**Texte à examiner**
+-------+

8. En l’espèce, il résulte de l’instruction qu’en dépit de l’invitation qui lui a été faite par la préfète de l’Essonne, le 17 novembre 2025, à déposer sa première demande de titre de séjour sur le site de l’ANEF accompagnée de son visa « regroupement familial », Mme A... ne parvient pas à effectuer cette démarche dans le cadre de la rubrique correspondant à sa situation, ainsi qu’elle en justifie par des captures d’écran versées au débat. Alors que Mme A..., entrée en France alors qu’elle était mineure, a été sélectionnée pour effectuer une mobilité d’études dans le cadre du programme Erasmus au deuxième trimestre de l’année universitaire 2025-2026, le prononcé de la mesure qu’elle sollicite satisfait aux conditions d’utilité et d’urgence exigées par l’article L. 521-3 du code de justice administrative. En outre, elle ne se heurte à aucune contestation sérieuse, pas plus qu’elle ne fait obstacle à l’exécution d’une décision administrative.

9. Il résulte de ce qui précède qu’il y a lieu d’enjoindre à la préfète de l’Essonne de communiquer à Mme A..., dans un délai d’un mois à compter de la notification de la présente ordonnance, une date de rendez-vous pour lui permettre de déposer sa demande de titre de séjour et de lui délivrer, à cette occasion, un récépissé de demande de renouvellement de titre de séjour l’autorisant à travailler sous réserve de la complétude de son dossier. Il n’y a pas lieu, en revanche, d’assortir cette injonction d’une astreinte.
Sur les frais d’instance :

10. Mme A... a obtenu, à titre provisoire, le bénéfice de l’aide juridictionnelle. Par suite, il y a lieu, dans les circonstances de l’espèce, de mettre à la charge de l’Etat une somme de 800 euros à verser à Me Saidi en application des dispositions combinées de l’article 37 de la loi du 10 juillet 1991 et de l’article L. 761-1 du code de justice administrative, sous réserve qu’il renonce à percevoir la somme correspondant à la part contributive de l’Etat et sous réserve de l’admission définitive de Mme A... à l’aide juridictionnelle. A défaut d’admission définitive de la requérante à l’aide juridictionnelle, l’Etat versera directement cette somme à cette dernière.


O R D O N N E :


Article 1er : Mme A... est admise au bénéfice de l’aide juridictionnelle provisoire.

Article 2 : Il est enjoint à la préfète de l’Essonne de communiquer à Mme A... une date de rendez-vous afin qu’elle puisse déposer sa demande de titre de séjour et de lui délivrer à cette occasion, si le dossier est complet, un récépissé de demande de titre de séjour l’autorisant à travailler, dans un délai d’un mois à compter de la notification de la présente ordonnance.

+-------+

**Votre travail**
**1)** Recopiez sans rien changer le passage de l'ordonnance qui commence par les mots contenant « Article 1er : Mme » et se termine par « la présente ordonnance. ».
**2)** D'après l'ordonnance, quelle somme l'État doit-il verser à Me Saidi ?

**Entrées fournies**

+-------+

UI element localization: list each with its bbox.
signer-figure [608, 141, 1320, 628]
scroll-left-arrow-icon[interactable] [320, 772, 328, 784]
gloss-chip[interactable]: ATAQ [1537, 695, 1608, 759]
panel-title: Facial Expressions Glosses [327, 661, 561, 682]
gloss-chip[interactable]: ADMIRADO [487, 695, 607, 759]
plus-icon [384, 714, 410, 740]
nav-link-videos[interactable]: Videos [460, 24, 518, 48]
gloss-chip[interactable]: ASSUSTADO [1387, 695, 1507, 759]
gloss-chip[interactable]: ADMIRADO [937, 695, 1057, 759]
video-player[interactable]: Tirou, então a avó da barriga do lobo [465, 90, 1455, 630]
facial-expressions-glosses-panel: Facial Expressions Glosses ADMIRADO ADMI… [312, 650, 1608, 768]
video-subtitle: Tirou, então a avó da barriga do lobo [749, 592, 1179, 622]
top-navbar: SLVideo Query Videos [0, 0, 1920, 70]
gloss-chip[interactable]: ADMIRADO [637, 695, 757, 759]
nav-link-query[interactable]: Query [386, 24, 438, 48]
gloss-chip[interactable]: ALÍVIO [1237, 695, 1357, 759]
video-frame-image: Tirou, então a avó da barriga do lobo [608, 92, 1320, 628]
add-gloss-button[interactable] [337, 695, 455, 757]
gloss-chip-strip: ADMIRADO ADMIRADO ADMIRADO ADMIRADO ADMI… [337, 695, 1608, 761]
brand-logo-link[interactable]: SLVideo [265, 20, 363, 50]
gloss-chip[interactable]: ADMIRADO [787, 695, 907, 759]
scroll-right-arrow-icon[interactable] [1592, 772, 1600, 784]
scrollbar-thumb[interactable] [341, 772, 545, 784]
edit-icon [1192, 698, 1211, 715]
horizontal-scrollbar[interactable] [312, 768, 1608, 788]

+-------+

**Résultats des tâches**
**1)**
Article 1er : Mme A... est admise au bénéfice de l’aide juridictionnelle provisoire.

Article 2 : Il est enjoint à la préfète de l’Essonne de communiquer à Mme A... une date de rendez-vous afin qu’elle puisse déposer sa demande de titre de séjour et de lui délivrer à cette occasion, si le dossier est complet, un récépissé de demande de titre de séjour l’autorisant à travailler, dans un délai d’un mois à compter de la notification de la présente ordonnance.

**2)** Une somme de 800 euros.